» Stated problem
Keep only those lines of the records that include the string "public".
*** Records provided
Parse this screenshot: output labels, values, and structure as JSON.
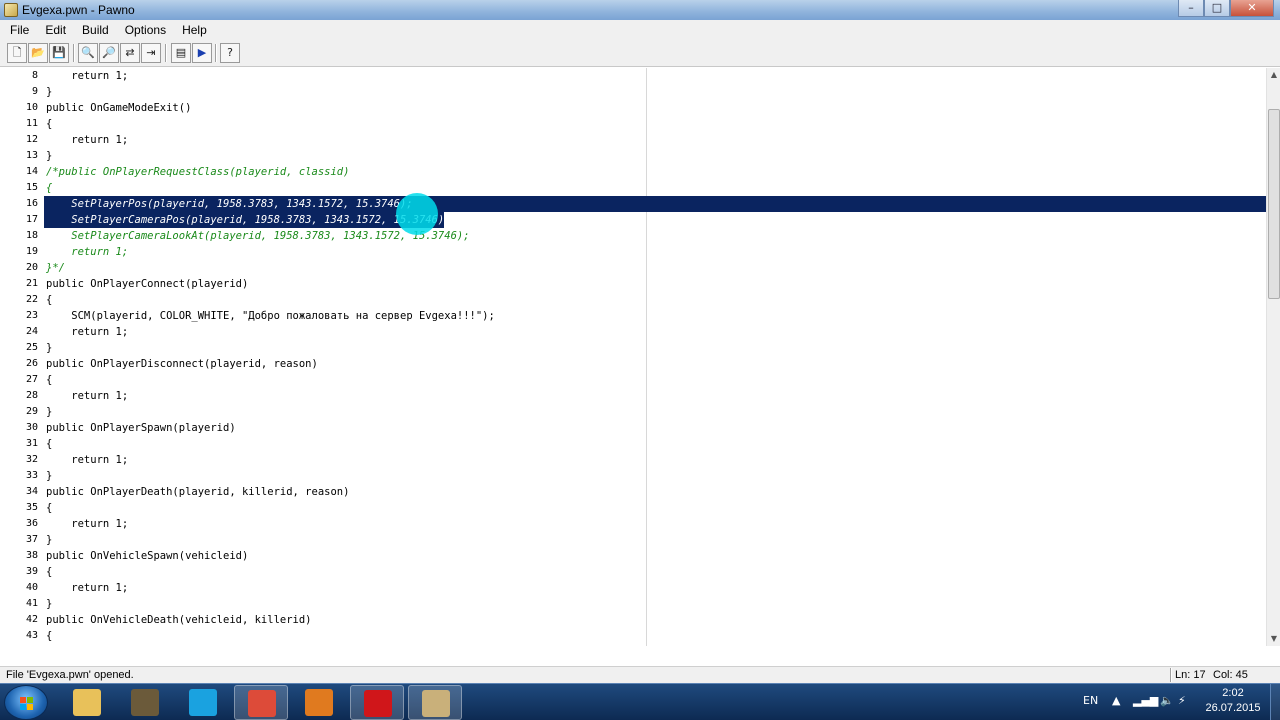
{
  "window": {
    "title": "Evgexa.pwn - Pawno",
    "controls": {
      "minimize": "–",
      "maximize": "□",
      "close": "✕"
    }
  },
  "menu": [
    "File",
    "Edit",
    "Build",
    "Options",
    "Help"
  ],
  "toolbar": [
    {
      "name": "new-file-icon",
      "glyph": "🗋"
    },
    {
      "name": "open-folder-icon",
      "glyph": "📂"
    },
    {
      "name": "save-icon",
      "glyph": "💾"
    },
    {
      "name": "find-icon",
      "glyph": "🔍"
    },
    {
      "name": "find-next-icon",
      "glyph": "🔎"
    },
    {
      "name": "replace-icon",
      "glyph": "⇄"
    },
    {
      "name": "goto-line-icon",
      "glyph": "⇥"
    },
    {
      "name": "function-list-icon",
      "glyph": "▤"
    },
    {
      "name": "compile-run-icon",
      "glyph": "▶"
    },
    {
      "name": "help-icon",
      "glyph": "?"
    }
  ],
  "editor": {
    "selected_lines": [
      16,
      17
    ],
    "lines": [
      {
        "n": "8",
        "t": "    return 1;",
        "s": ""
      },
      {
        "n": "9",
        "t": "}",
        "s": ""
      },
      {
        "n": "10",
        "t": "public OnGameModeExit()",
        "s": ""
      },
      {
        "n": "11",
        "t": "{",
        "s": ""
      },
      {
        "n": "12",
        "t": "    return 1;",
        "s": ""
      },
      {
        "n": "13",
        "t": "}",
        "s": ""
      },
      {
        "n": "14",
        "t": "/*public OnPlayerRequestClass(playerid, classid)",
        "s": "comment"
      },
      {
        "n": "15",
        "t": "{",
        "s": "comment"
      },
      {
        "n": "16",
        "t": "    SetPlayerPos(playerid, 1958.3783, 1343.1572, 15.3746);",
        "s": "comment sel-full"
      },
      {
        "n": "17",
        "t": "    SetPlayerCameraPos(playerid, 1958.3783, 1343.1572, 15.3746);",
        "s": "comment sel-partial"
      },
      {
        "n": "18",
        "t": "    SetPlayerCameraLookAt(playerid, 1958.3783, 1343.1572, 15.3746);",
        "s": "comment"
      },
      {
        "n": "19",
        "t": "    return 1;",
        "s": "comment"
      },
      {
        "n": "20",
        "t": "}*/",
        "s": "comment"
      },
      {
        "n": "21",
        "t": "public OnPlayerConnect(playerid)",
        "s": ""
      },
      {
        "n": "22",
        "t": "{",
        "s": ""
      },
      {
        "n": "23",
        "t": "    SCM(playerid, COLOR_WHITE, \"Добро пожаловать на сервер Evgexa!!!\");",
        "s": ""
      },
      {
        "n": "24",
        "t": "    return 1;",
        "s": ""
      },
      {
        "n": "25",
        "t": "}",
        "s": ""
      },
      {
        "n": "26",
        "t": "public OnPlayerDisconnect(playerid, reason)",
        "s": ""
      },
      {
        "n": "27",
        "t": "{",
        "s": ""
      },
      {
        "n": "28",
        "t": "    return 1;",
        "s": ""
      },
      {
        "n": "29",
        "t": "}",
        "s": ""
      },
      {
        "n": "30",
        "t": "public OnPlayerSpawn(playerid)",
        "s": ""
      },
      {
        "n": "31",
        "t": "{",
        "s": ""
      },
      {
        "n": "32",
        "t": "    return 1;",
        "s": ""
      },
      {
        "n": "33",
        "t": "}",
        "s": ""
      },
      {
        "n": "34",
        "t": "public OnPlayerDeath(playerid, killerid, reason)",
        "s": ""
      },
      {
        "n": "35",
        "t": "{",
        "s": ""
      },
      {
        "n": "36",
        "t": "    return 1;",
        "s": ""
      },
      {
        "n": "37",
        "t": "}",
        "s": ""
      },
      {
        "n": "38",
        "t": "public OnVehicleSpawn(vehicleid)",
        "s": ""
      },
      {
        "n": "39",
        "t": "{",
        "s": ""
      },
      {
        "n": "40",
        "t": "    return 1;",
        "s": ""
      },
      {
        "n": "41",
        "t": "}",
        "s": ""
      },
      {
        "n": "42",
        "t": "public OnVehicleDeath(vehicleid, killerid)",
        "s": ""
      },
      {
        "n": "43",
        "t": "{",
        "s": ""
      }
    ]
  },
  "status": {
    "message": "File 'Evgexa.pwn' opened.",
    "line": "Ln: 17",
    "col": "Col: 45"
  },
  "taskbar": {
    "apps": [
      {
        "name": "explorer-icon",
        "color": "#e8c15a",
        "active": false
      },
      {
        "name": "gta-sa-icon",
        "color": "#6b5a3a",
        "active": false
      },
      {
        "name": "skype-icon",
        "color": "#1aa2e0",
        "active": false
      },
      {
        "name": "chrome-icon",
        "color": "#dd4b39",
        "active": true
      },
      {
        "name": "pdf-reader-icon",
        "color": "#e07a1f",
        "active": false
      },
      {
        "name": "screen-recorder-icon",
        "color": "#d0161a",
        "active": true
      },
      {
        "name": "pawno-icon",
        "color": "#c9b07a",
        "active": true
      }
    ],
    "language": "EN",
    "time": "2:02",
    "date": "26.07.2015"
  }
}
******
» The solution
        "t": "public OnGameModeExit()",
        "t": "/*public OnPlayerRequestClass(playerid, classid)",
        "t": "public OnPlayerConnect(playerid)",
        "t": "public OnPlayerDisconnect(playerid, reason)",
        "t": "public OnPlayerSpawn(playerid)",
        "t": "public OnPlayerDeath(playerid, killerid, reason)",
        "t": "public OnVehicleSpawn(vehicleid)",
        "t": "public OnVehicleDeath(vehicleid, killerid)",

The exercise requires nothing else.